__WHAT IS ASKED__. Report the count of lines below in which the string "text" occurs; include nothing else.

__STORED RECORDS__.

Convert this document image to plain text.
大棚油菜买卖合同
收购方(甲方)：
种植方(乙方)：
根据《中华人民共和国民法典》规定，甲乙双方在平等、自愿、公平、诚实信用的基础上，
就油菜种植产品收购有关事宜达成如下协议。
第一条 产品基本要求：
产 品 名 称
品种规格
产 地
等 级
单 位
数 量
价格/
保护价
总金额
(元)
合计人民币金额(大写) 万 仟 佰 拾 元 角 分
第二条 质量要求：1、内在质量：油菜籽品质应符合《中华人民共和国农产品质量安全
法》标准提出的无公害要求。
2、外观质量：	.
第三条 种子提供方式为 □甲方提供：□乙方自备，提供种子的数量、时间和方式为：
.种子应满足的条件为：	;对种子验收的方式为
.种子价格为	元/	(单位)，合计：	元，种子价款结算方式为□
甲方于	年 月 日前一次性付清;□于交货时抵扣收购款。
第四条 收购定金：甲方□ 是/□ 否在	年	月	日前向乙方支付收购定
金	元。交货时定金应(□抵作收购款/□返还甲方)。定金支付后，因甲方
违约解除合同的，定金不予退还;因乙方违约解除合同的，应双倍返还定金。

==

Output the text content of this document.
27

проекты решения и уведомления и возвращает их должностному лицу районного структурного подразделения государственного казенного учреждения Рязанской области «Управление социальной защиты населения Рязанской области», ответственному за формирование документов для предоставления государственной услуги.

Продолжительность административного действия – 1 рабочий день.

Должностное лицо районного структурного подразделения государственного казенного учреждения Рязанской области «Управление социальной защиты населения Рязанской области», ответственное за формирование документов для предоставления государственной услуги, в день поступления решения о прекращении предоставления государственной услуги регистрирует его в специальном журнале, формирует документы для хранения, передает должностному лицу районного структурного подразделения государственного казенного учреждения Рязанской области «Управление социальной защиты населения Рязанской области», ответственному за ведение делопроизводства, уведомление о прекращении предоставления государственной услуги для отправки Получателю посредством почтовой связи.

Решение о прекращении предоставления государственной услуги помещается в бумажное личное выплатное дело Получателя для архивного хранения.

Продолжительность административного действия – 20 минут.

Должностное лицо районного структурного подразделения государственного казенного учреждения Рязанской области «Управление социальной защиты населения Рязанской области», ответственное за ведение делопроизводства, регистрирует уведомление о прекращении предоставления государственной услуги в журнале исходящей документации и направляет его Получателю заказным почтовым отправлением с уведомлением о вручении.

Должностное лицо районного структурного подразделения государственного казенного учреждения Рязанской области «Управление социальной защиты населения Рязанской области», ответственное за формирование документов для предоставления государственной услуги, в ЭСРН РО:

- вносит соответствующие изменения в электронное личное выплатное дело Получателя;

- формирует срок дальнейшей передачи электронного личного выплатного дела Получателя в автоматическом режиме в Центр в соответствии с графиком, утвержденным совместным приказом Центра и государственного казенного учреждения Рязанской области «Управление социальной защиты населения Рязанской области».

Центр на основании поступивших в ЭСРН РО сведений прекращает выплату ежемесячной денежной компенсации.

__OUTPUT FOR THIS TASK__. 2